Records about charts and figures
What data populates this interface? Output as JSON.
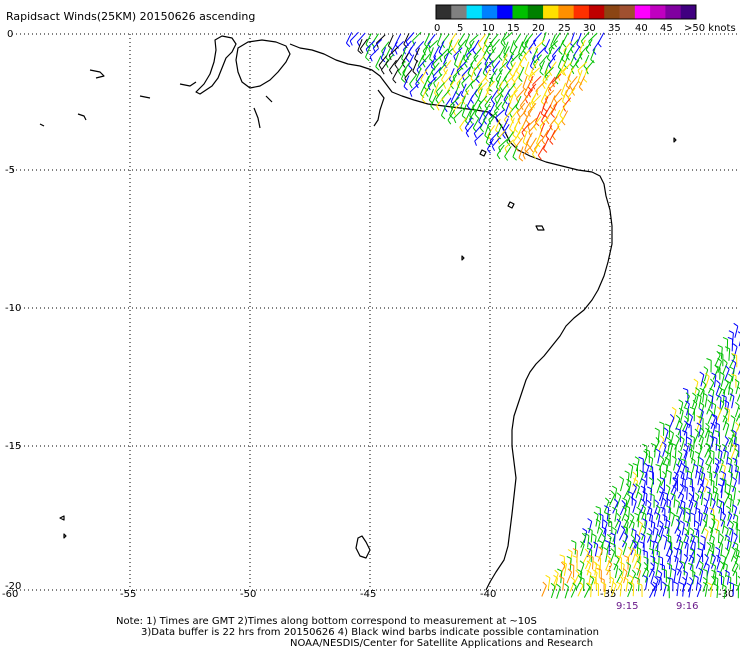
{
  "title": "Rapidsact Winds(25KM) 20150626 ascending",
  "color_scale": {
    "labels": [
      "0",
      "5",
      "10",
      "15",
      "20",
      "25",
      "30",
      "35",
      "40",
      "45",
      ">50 knots"
    ],
    "colors": [
      "#303030",
      "#808080",
      "#00e0ff",
      "#0080ff",
      "#0000ff",
      "#00c000",
      "#008000",
      "#ffe000",
      "#ff9000",
      "#ff3000",
      "#c00000",
      "#8b4513",
      "#a05030",
      "#ff00ff",
      "#c000c0",
      "#8000a0",
      "#400080"
    ]
  },
  "axes": {
    "lat_labels": [
      "0",
      "-5",
      "-10",
      "-15",
      "-20"
    ],
    "lon_labels": [
      "-60",
      "-55",
      "-50",
      "-45",
      "-40",
      "-35",
      "-30"
    ]
  },
  "pass_times": [
    "9:15",
    "9:16"
  ],
  "footer": {
    "line1": "Note: 1) Times are GMT 2)Times along bottom correspond to measurement at ~10S",
    "line2": "3)Data buffer is 22 hrs from 20150626 4) Black wind barbs indicate possible contamination",
    "line3": "NOAA/NESDIS/Center for Satellite Applications and Research"
  }
}
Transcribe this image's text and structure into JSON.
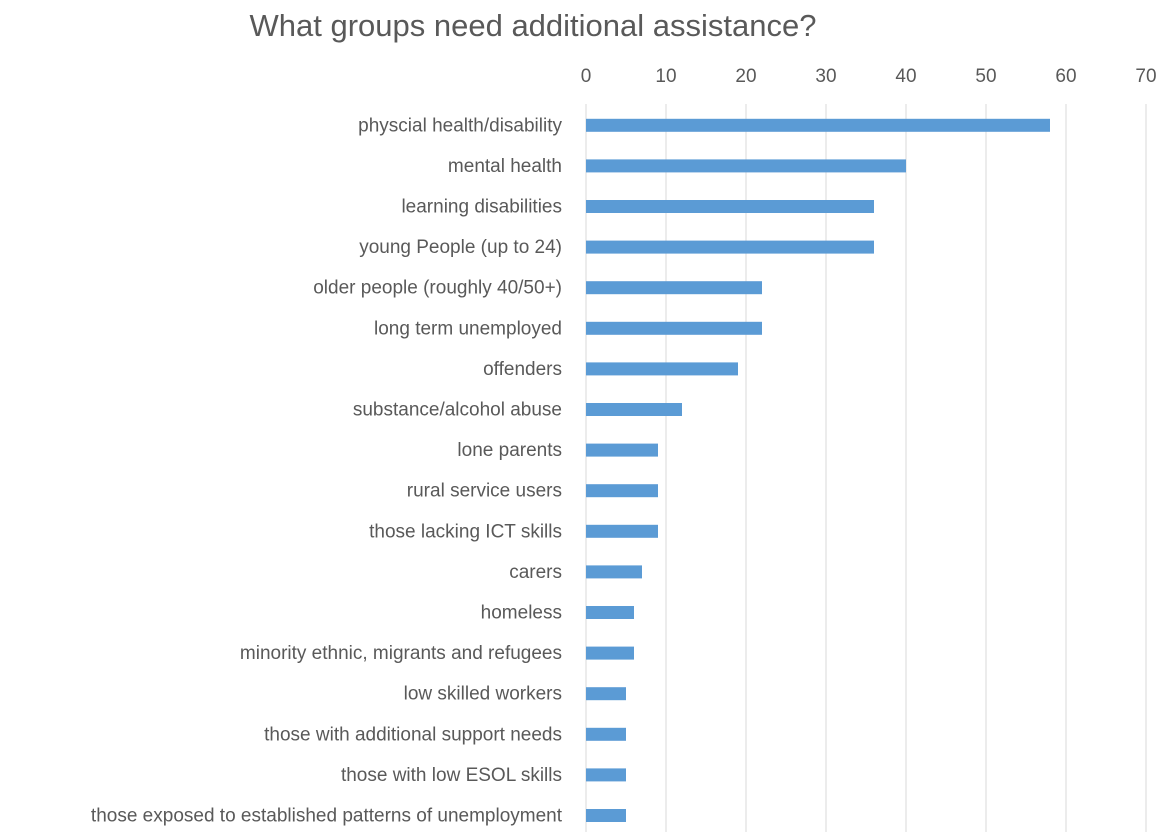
{
  "chart_data": {
    "type": "bar",
    "orientation": "horizontal",
    "title": "What groups need additional assistance?",
    "xlabel": "",
    "ylabel": "",
    "xlim": [
      0,
      70
    ],
    "x_ticks": [
      "0",
      "10",
      "20",
      "30",
      "40",
      "50",
      "60",
      "70"
    ],
    "x_axis_position": "top",
    "grid": true,
    "legend": "none",
    "bar_color": "#5b9bd5",
    "categories": [
      "physcial health/disability",
      "mental health",
      "learning disabilities",
      "young People (up to 24)",
      "older people (roughly  40/50+)",
      "long term unemployed",
      "offenders",
      "substance/alcohol abuse",
      "lone parents",
      "rural service users",
      "those lacking ICT skills",
      "carers",
      "homeless",
      "minority ethnic, migrants and refugees",
      "low skilled workers",
      "those with additional support needs",
      "those with low ESOL skills",
      "those exposed to established patterns of unemployment"
    ],
    "values": [
      58,
      40,
      36,
      36,
      22,
      22,
      19,
      12,
      9,
      9,
      9,
      7,
      6,
      6,
      5,
      5,
      5,
      5
    ]
  }
}
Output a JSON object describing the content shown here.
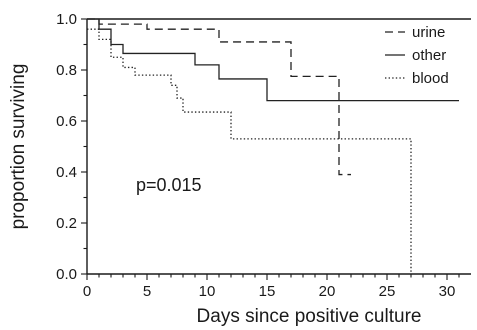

§ **EXERCISE AIM**:
Which lines contain "this"? Show each of them.

§ **SOLUTION TO THE PROBLEM**:
What data populates this interface? Output as JSON.
Transcribe this image's text and structure into JSON.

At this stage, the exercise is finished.